■ **Task material**:
==*==

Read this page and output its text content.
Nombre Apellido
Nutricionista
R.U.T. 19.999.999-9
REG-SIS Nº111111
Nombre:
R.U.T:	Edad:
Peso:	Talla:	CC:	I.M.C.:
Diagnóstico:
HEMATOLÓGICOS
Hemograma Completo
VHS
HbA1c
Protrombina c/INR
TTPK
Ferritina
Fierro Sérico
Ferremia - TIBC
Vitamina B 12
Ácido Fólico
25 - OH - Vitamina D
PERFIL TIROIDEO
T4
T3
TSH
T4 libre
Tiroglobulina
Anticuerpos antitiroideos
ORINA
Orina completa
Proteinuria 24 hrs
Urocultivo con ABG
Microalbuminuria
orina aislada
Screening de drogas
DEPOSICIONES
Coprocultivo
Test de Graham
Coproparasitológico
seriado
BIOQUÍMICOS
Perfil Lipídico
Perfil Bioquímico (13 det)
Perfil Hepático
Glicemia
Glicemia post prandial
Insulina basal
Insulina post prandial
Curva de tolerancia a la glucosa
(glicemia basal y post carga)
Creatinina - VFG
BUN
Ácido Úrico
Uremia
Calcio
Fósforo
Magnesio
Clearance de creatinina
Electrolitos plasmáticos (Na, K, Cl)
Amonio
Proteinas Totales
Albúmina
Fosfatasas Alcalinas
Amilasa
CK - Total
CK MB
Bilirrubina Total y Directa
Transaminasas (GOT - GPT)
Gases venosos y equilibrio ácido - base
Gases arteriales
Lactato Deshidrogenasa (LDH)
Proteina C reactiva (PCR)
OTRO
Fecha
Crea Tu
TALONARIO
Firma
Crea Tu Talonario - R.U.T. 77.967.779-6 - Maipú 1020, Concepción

==*==

An acceptable answer repeats every entry exactly, with nothing omitted.

■ **Answer section**:
Read this page and output its text content.
Nombre Apellido
Nutricionista
R.U.T. 19.999.999-9
REG-SIS Nº111111
Nombre:
R.U.T:	Edad:
Peso:	Talla:	CC:	I.M.C.:
Diagnóstico:
HEMATOLÓGICOS
Hemograma Completo
VHS
HbA1c
Protrombina c/INR
TTPK
Ferritina
Fierro Sérico
Ferremia - TIBC
Vitamina B 12
Ácido Fólico
25 - OH - Vitamina D
PERFIL TIROIDEO
T4
T3
TSH
T4 libre
Tiroglobulina
Anticuerpos antitiroideos
ORINA
Orina completa
Proteinuria 24 hrs
Urocultivo con ABG
Microalbuminuria
orina aislada
Screening de drogas
DEPOSICIONES
Coprocultivo
Test de Graham
Coproparasitológico
seriado
BIOQUÍMICOS
Perfil Lipídico
Perfil Bioquímico (13 det)
Perfil Hepático
Glicemia
Glicemia post prandial
Insulina basal
Insulina post prandial
Curva de tolerancia a la glucosa
(glicemia basal y post carga)
Creatinina - VFG
BUN
Ácido Úrico
Uremia
Calcio
Fósforo
Magnesio
Clearance de creatinina
Electrolitos plasmáticos (Na, K, Cl)
Amonio
Proteinas Totales
Albúmina
Fosfatasas Alcalinas
Amilasa
CK - Total
CK MB
Bilirrubina Total y Directa
Transaminasas (GOT - GPT)
Gases venosos y equilibrio ácido - base
Gases arteriales
Lactato Deshidrogenasa (LDH)
Proteina C reactiva (PCR)
OTRO
Fecha
Crea Tu
TALONARIO
Firma
Crea Tu Talonario - R.U.T. 77.967.779-6 - Maipú 1020, Concepción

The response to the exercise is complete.